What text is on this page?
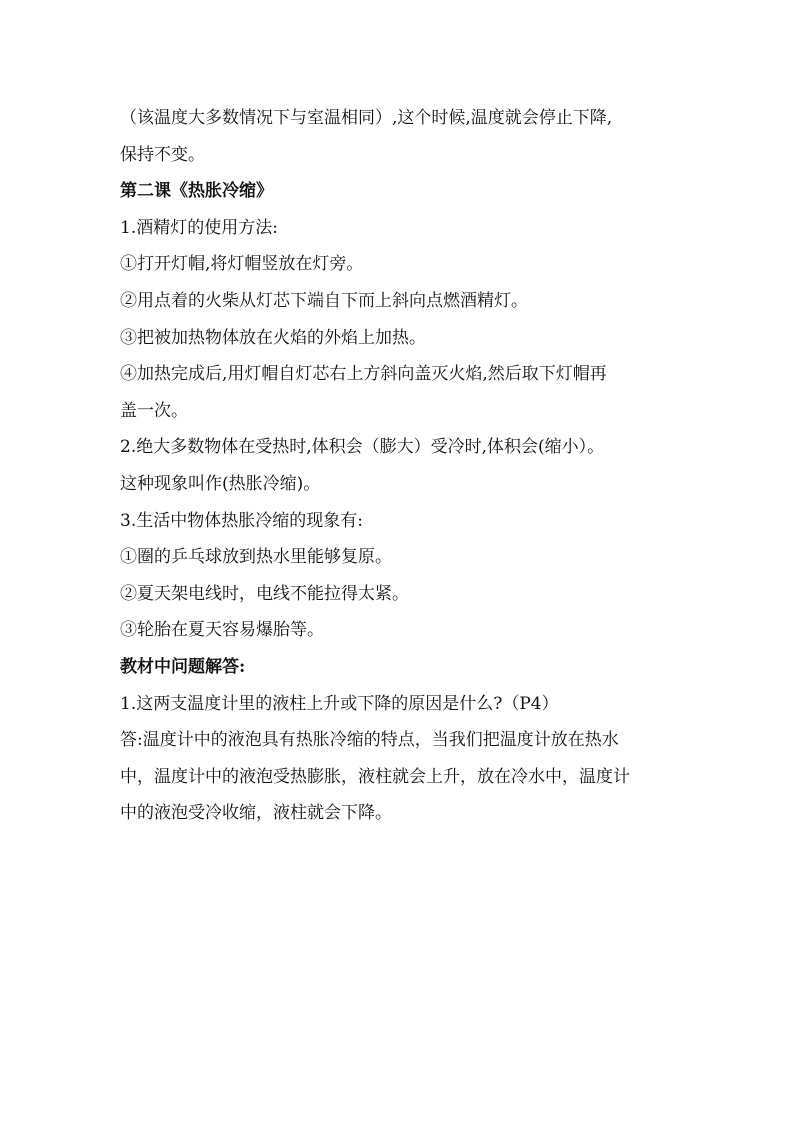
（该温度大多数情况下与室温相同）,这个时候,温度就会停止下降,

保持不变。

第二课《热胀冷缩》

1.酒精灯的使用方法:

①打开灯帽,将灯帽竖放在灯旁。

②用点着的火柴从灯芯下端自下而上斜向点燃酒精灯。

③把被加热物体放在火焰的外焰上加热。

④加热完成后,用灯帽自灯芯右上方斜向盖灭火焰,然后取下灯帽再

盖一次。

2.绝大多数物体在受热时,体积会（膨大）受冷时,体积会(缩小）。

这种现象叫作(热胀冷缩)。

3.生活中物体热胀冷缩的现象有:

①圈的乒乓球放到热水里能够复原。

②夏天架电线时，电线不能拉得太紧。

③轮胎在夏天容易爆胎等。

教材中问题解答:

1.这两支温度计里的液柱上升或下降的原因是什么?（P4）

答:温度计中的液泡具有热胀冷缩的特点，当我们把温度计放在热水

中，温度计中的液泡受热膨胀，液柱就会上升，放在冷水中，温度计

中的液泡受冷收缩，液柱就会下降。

=-=-=-=-=

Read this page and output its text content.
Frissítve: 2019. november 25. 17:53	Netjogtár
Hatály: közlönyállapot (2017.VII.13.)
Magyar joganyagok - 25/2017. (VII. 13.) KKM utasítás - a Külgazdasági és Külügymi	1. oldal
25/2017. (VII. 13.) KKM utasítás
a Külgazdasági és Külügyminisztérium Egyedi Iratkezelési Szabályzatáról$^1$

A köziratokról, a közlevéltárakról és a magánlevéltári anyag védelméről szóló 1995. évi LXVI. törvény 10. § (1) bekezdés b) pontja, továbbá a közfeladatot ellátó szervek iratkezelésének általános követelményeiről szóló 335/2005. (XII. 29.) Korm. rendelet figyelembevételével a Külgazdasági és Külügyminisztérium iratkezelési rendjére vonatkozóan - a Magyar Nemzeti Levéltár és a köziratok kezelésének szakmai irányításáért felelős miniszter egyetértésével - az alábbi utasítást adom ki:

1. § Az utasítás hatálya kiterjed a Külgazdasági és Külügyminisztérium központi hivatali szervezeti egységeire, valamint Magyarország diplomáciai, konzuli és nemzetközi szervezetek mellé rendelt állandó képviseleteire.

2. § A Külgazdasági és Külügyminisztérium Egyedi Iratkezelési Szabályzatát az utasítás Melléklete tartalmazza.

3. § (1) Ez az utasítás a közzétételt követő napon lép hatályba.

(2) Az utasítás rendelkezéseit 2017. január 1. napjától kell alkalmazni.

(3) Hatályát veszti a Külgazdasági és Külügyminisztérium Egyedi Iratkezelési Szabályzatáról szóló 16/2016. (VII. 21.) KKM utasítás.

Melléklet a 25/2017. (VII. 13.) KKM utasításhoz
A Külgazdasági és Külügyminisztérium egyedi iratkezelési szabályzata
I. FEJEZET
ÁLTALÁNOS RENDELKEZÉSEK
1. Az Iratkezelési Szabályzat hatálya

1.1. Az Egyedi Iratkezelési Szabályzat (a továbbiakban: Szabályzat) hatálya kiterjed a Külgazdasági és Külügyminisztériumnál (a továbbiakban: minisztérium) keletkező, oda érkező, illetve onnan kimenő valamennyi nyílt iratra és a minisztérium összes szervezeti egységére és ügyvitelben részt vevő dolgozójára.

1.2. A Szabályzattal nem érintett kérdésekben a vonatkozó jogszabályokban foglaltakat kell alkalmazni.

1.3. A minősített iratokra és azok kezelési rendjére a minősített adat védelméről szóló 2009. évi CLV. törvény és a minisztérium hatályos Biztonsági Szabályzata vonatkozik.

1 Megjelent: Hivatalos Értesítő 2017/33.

=-=-=-=-=

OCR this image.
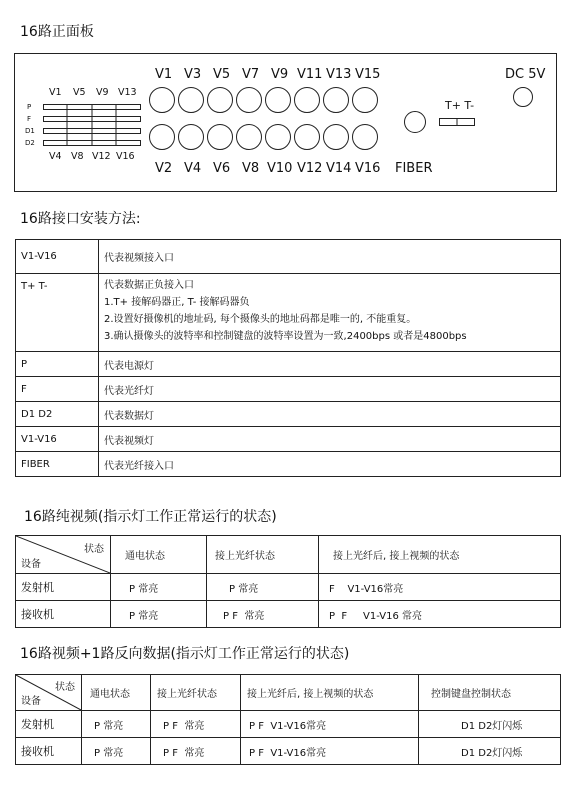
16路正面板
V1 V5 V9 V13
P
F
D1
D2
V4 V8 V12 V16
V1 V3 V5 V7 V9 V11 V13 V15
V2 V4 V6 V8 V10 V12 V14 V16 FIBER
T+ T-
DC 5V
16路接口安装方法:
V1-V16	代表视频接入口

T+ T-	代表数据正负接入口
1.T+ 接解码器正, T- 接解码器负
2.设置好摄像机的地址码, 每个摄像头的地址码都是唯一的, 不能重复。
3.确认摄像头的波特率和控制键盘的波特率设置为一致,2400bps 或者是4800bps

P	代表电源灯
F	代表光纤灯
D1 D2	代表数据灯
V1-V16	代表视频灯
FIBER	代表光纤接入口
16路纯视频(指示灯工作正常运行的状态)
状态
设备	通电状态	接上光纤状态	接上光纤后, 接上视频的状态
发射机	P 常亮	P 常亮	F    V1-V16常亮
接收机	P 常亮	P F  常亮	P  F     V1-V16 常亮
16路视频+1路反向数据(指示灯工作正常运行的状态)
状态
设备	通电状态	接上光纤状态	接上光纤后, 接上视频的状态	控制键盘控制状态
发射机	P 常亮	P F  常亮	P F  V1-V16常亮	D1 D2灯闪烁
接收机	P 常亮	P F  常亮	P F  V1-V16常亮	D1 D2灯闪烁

=-=-=-=-=

_DIRECTIONS_: Go through the material above and count the lines that include "page". Give the number alone.

_ANSWER TO THIS TASK_: 2